SUPPLIED MATERIAL —

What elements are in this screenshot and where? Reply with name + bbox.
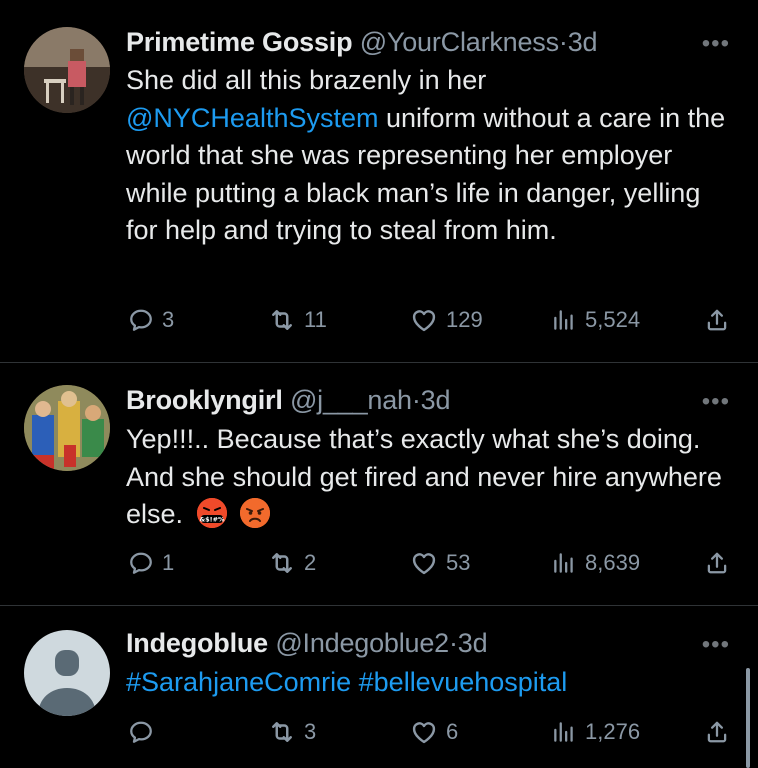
hashtag-link[interactable]: #bellevuehospital	[359, 667, 568, 697]
tweet-actions: 1 2 53 8,639	[0, 546, 758, 580]
reply-count: 3	[162, 307, 175, 332]
views-count: 5,524	[585, 307, 641, 332]
retweet-count: 3	[304, 719, 317, 744]
timestamp[interactable]: 3d	[421, 385, 451, 415]
share-icon	[704, 307, 730, 333]
more-icon[interactable]: •••	[702, 30, 730, 58]
reply-button[interactable]	[128, 715, 162, 749]
tweet-actions: 3 6 1,276	[0, 715, 758, 749]
share-button[interactable]	[704, 303, 730, 337]
views-button[interactable]: 8,639	[551, 546, 640, 580]
tweet-indegoblue[interactable]: Indegoblue @Indegoblue2·3d ••• #Sarahjan…	[0, 606, 758, 768]
cursing-face-emoji: &$!#%	[196, 497, 227, 528]
views-button[interactable]: 1,276	[551, 715, 640, 749]
tweet-actions: 3 11 129 5,524	[0, 303, 758, 337]
retweet-button[interactable]: 11	[268, 303, 327, 337]
mention-link[interactable]: @NYCHealthSystem	[126, 103, 378, 133]
views-icon	[551, 550, 577, 576]
separator-dot: ·	[411, 385, 421, 415]
reply-button[interactable]: 1	[128, 546, 174, 580]
user-handle[interactable]: @Indegoblue2	[275, 628, 449, 658]
tweet-text: Yep!!!.. Because that’s exactly what she…	[126, 421, 736, 534]
reply-icon	[128, 550, 154, 576]
tweet-text: #SarahjaneComrie #bellevuehospital	[126, 664, 736, 702]
tweet-header: Indegoblue @Indegoblue2·3d	[126, 628, 488, 659]
views-count: 1,276	[585, 719, 641, 744]
retweet-count: 2	[304, 550, 317, 575]
cursing-symbols: &$!#%	[199, 515, 225, 523]
timestamp[interactable]: 3d	[568, 27, 598, 57]
angry-face-emoji	[240, 497, 271, 528]
like-button[interactable]: 6	[410, 715, 458, 749]
retweet-icon	[268, 718, 296, 746]
tweet-header: Brooklyngirl @j___nah·3d	[126, 385, 450, 416]
views-button[interactable]: 5,524	[551, 303, 640, 337]
retweet-button[interactable]: 3	[268, 715, 316, 749]
retweet-icon	[268, 549, 296, 577]
share-button[interactable]	[704, 715, 730, 749]
like-count: 129	[446, 307, 483, 332]
hashtag-link[interactable]: #SarahjaneComrie	[126, 667, 351, 697]
share-icon	[704, 550, 730, 576]
display-name[interactable]: Primetime Gossip	[126, 27, 353, 57]
reply-count: 1	[162, 550, 175, 575]
retweet-icon	[268, 306, 296, 334]
reply-icon	[128, 719, 154, 745]
like-button[interactable]: 129	[410, 303, 483, 337]
more-icon[interactable]: •••	[702, 631, 730, 659]
tweet-text: She did all this brazenly in her @NYCHea…	[126, 62, 736, 250]
user-handle[interactable]: @YourClarkness	[360, 27, 559, 57]
avatar[interactable]	[24, 385, 110, 471]
user-handle[interactable]: @j___nah	[290, 385, 412, 415]
views-icon	[551, 719, 577, 745]
reply-icon	[128, 307, 154, 333]
timestamp[interactable]: 3d	[458, 628, 488, 658]
more-icon[interactable]: •••	[702, 388, 730, 416]
views-icon	[551, 307, 577, 333]
like-icon	[410, 549, 438, 577]
share-icon	[704, 719, 730, 745]
tweet-header: Primetime Gossip @YourClarkness·3d	[126, 27, 598, 58]
like-icon	[410, 306, 438, 334]
separator-dot: ·	[448, 628, 458, 658]
display-name[interactable]: Brooklyngirl	[126, 385, 283, 415]
like-count: 53	[446, 550, 471, 575]
avatar[interactable]	[24, 27, 110, 113]
tweet-primetime-gossip[interactable]: Primetime Gossip @YourClarkness·3d ••• S…	[0, 0, 758, 362]
like-button[interactable]: 53	[410, 546, 470, 580]
display-name[interactable]: Indegoblue	[126, 628, 268, 658]
tweet-text-part: She did all this brazenly in her	[126, 65, 487, 95]
reply-button[interactable]: 3	[128, 303, 174, 337]
like-icon	[410, 718, 438, 746]
views-count: 8,639	[585, 550, 641, 575]
share-button[interactable]	[704, 546, 730, 580]
tweet-brooklyngirl[interactable]: Brooklyngirl @j___nah·3d ••• Yep!!!.. Be…	[0, 363, 758, 605]
retweet-count: 11	[304, 307, 327, 332]
like-count: 6	[446, 719, 459, 744]
retweet-button[interactable]: 2	[268, 546, 316, 580]
scrollbar[interactable]	[746, 668, 750, 768]
avatar[interactable]	[24, 630, 110, 716]
separator-dot: ·	[558, 27, 568, 57]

OBJECTIVE — Rewrite all of the material with every "separator-dot" swapped for "divider-dot" and nothing else changed. Leave the pictures out.

TASK RESPONSE —
What elements are in this screenshot and where? Reply with name + bbox.
hashtag-link[interactable]: #bellevuehospital	[359, 667, 568, 697]
tweet-actions: 1 2 53 8,639	[0, 546, 758, 580]
reply-count: 3	[162, 307, 175, 332]
views-count: 5,524	[585, 307, 641, 332]
retweet-count: 3	[304, 719, 317, 744]
timestamp[interactable]: 3d	[421, 385, 451, 415]
share-icon	[704, 307, 730, 333]
more-icon[interactable]: •••	[702, 30, 730, 58]
reply-button[interactable]	[128, 715, 162, 749]
tweet-actions: 3 6 1,276	[0, 715, 758, 749]
share-button[interactable]	[704, 303, 730, 337]
views-button[interactable]: 8,639	[551, 546, 640, 580]
tweet-indegoblue[interactable]: Indegoblue @Indegoblue2·3d ••• #Sarahjan…	[0, 606, 758, 768]
cursing-face-emoji: &$!#%	[196, 497, 227, 528]
views-button[interactable]: 1,276	[551, 715, 640, 749]
tweet-actions: 3 11 129 5,524	[0, 303, 758, 337]
retweet-button[interactable]: 11	[268, 303, 327, 337]
mention-link[interactable]: @NYCHealthSystem	[126, 103, 378, 133]
views-icon	[551, 550, 577, 576]
divider-dot: ·	[411, 385, 421, 415]
reply-button[interactable]: 1	[128, 546, 174, 580]
user-handle[interactable]: @Indegoblue2	[275, 628, 449, 658]
tweet-text: Yep!!!.. Because that’s exactly what she…	[126, 421, 736, 534]
reply-icon	[128, 550, 154, 576]
tweet-text: #SarahjaneComrie #bellevuehospital	[126, 664, 736, 702]
tweet-header: Indegoblue @Indegoblue2·3d	[126, 628, 488, 659]
views-count: 1,276	[585, 719, 641, 744]
retweet-count: 2	[304, 550, 317, 575]
cursing-symbols: &$!#%	[199, 515, 225, 523]
timestamp[interactable]: 3d	[568, 27, 598, 57]
angry-face-emoji	[240, 497, 271, 528]
like-button[interactable]: 6	[410, 715, 458, 749]
retweet-icon	[268, 718, 296, 746]
tweet-header: Brooklyngirl @j___nah·3d	[126, 385, 450, 416]
views-button[interactable]: 5,524	[551, 303, 640, 337]
retweet-button[interactable]: 3	[268, 715, 316, 749]
retweet-icon	[268, 549, 296, 577]
share-button[interactable]	[704, 715, 730, 749]
like-count: 129	[446, 307, 483, 332]
hashtag-link[interactable]: #SarahjaneComrie	[126, 667, 351, 697]
share-icon	[704, 550, 730, 576]
display-name[interactable]: Primetime Gossip	[126, 27, 353, 57]
reply-count: 1	[162, 550, 175, 575]
retweet-icon	[268, 306, 296, 334]
reply-icon	[128, 719, 154, 745]
like-button[interactable]: 129	[410, 303, 483, 337]
more-icon[interactable]: •••	[702, 631, 730, 659]
tweet-text: She did all this brazenly in her @NYCHea…	[126, 62, 736, 250]
user-handle[interactable]: @YourClarkness	[360, 27, 559, 57]
avatar[interactable]	[24, 385, 110, 471]
user-handle[interactable]: @j___nah	[290, 385, 412, 415]
views-icon	[551, 719, 577, 745]
reply-icon	[128, 307, 154, 333]
timestamp[interactable]: 3d	[458, 628, 488, 658]
more-icon[interactable]: •••	[702, 388, 730, 416]
views-icon	[551, 307, 577, 333]
like-icon	[410, 549, 438, 577]
share-icon	[704, 719, 730, 745]
tweet-header: Primetime Gossip @YourClarkness·3d	[126, 27, 598, 58]
like-icon	[410, 306, 438, 334]
divider-dot: ·	[448, 628, 458, 658]
display-name[interactable]: Brooklyngirl	[126, 385, 283, 415]
like-count: 53	[446, 550, 471, 575]
avatar[interactable]	[24, 27, 110, 113]
tweet-primetime-gossip[interactable]: Primetime Gossip @YourClarkness·3d ••• S…	[0, 0, 758, 362]
like-button[interactable]: 53	[410, 546, 470, 580]
display-name[interactable]: Indegoblue	[126, 628, 268, 658]
tweet-text-part: She did all this brazenly in her	[126, 65, 487, 95]
reply-button[interactable]: 3	[128, 303, 174, 337]
like-icon	[410, 718, 438, 746]
views-count: 8,639	[585, 550, 641, 575]
share-button[interactable]	[704, 546, 730, 580]
tweet-brooklyngirl[interactable]: Brooklyngirl @j___nah·3d ••• Yep!!!.. Be…	[0, 363, 758, 605]
retweet-count: 11	[304, 307, 327, 332]
like-count: 6	[446, 719, 459, 744]
retweet-button[interactable]: 2	[268, 546, 316, 580]
scrollbar[interactable]	[746, 668, 750, 768]
avatar[interactable]	[24, 630, 110, 716]
divider-dot: ·	[558, 27, 568, 57]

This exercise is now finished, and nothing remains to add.